#### [EXERCISE DIRECTIONS]
Please print every record below exactly as it appears.

#### [DATASET RECORDS]
---------------

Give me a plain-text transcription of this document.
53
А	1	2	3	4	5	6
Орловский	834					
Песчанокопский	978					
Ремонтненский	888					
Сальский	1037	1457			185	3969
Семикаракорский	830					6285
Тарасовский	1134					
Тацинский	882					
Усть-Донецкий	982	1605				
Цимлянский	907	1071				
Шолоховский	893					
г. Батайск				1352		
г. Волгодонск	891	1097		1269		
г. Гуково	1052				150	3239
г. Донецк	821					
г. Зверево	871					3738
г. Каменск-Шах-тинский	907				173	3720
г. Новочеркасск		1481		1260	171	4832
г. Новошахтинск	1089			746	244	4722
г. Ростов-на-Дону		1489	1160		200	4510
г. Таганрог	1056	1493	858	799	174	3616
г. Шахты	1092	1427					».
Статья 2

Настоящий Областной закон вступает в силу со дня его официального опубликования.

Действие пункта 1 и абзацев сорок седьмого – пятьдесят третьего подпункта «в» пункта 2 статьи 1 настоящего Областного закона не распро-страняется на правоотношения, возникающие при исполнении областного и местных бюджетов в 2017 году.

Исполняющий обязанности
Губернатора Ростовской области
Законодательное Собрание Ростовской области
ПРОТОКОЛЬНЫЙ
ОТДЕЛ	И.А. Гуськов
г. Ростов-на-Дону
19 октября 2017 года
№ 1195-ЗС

---------------

#### [SOLVED EXERCISE]
Give me a plain-text transcription of this document.
53
А	1	2	3	4	5	6
Орловский	834					
Песчанокопский	978					
Ремонтненский	888					
Сальский	1037	1457			185	3969
Семикаракорский	830					6285
Тарасовский	1134					
Тацинский	882					
Усть-Донецкий	982	1605				
Цимлянский	907	1071				
Шолоховский	893					
г. Батайск				1352		
г. Волгодонск	891	1097		1269		
г. Гуково	1052				150	3239
г. Донецк	821					
г. Зверево	871					3738
г. Каменск-Шах-тинский	907				173	3720
г. Новочеркасск		1481		1260	171	4832
г. Новошахтинск	1089			746	244	4722
г. Ростов-на-Дону		1489	1160		200	4510
г. Таганрог	1056	1493	858	799	174	3616
г. Шахты	1092	1427					».
Статья 2

Настоящий Областной закон вступает в силу со дня его официального опубликования.

Действие пункта 1 и абзацев сорок седьмого – пятьдесят третьего подпункта «в» пункта 2 статьи 1 настоящего Областного закона не распро-страняется на правоотношения, возникающие при исполнении областного и местных бюджетов в 2017 году.

Исполняющий обязанности
Губернатора Ростовской области
Законодательное Собрание Ростовской области
ПРОТОКОЛЬНЫЙ
ОТДЕЛ	И.А. Гуськов
г. Ростов-на-Дону
19 октября 2017 года
№ 1195-ЗС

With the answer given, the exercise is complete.